(Extracted records)
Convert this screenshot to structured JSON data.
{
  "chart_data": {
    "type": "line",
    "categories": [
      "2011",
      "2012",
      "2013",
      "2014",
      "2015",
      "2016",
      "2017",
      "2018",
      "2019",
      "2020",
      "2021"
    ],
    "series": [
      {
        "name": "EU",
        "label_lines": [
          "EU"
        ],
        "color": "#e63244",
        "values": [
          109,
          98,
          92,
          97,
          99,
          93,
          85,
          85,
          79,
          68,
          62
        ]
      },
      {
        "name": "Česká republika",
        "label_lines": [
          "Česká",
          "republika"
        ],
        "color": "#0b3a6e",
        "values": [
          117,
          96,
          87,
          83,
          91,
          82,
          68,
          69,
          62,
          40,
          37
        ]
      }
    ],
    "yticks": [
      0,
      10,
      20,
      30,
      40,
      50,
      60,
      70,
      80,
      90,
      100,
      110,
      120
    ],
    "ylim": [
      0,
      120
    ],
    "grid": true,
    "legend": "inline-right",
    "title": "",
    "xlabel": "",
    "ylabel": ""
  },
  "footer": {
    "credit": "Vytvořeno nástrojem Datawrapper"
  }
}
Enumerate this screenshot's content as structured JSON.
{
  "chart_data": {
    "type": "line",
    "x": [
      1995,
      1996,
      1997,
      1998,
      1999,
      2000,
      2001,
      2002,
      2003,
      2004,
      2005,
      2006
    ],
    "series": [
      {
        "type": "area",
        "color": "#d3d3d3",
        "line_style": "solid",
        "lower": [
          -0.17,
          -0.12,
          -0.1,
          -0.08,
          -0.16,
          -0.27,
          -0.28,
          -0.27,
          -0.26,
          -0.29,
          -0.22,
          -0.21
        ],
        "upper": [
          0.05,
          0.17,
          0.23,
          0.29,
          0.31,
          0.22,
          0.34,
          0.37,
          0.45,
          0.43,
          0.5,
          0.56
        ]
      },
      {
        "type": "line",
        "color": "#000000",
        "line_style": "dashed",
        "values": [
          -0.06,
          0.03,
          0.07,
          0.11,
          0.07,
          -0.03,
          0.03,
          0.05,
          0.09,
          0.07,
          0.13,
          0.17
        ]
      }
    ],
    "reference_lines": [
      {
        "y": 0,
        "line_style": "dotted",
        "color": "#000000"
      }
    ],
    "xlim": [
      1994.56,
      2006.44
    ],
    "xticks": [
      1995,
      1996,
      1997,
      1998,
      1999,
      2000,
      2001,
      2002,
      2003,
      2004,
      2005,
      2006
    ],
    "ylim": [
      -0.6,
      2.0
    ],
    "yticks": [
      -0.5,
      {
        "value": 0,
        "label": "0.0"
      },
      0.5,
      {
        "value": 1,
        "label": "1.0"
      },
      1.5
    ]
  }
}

STATED TASK
Give the count of lines in the data shown above that contain "type", and nothing else.

CORRECT RESULT
4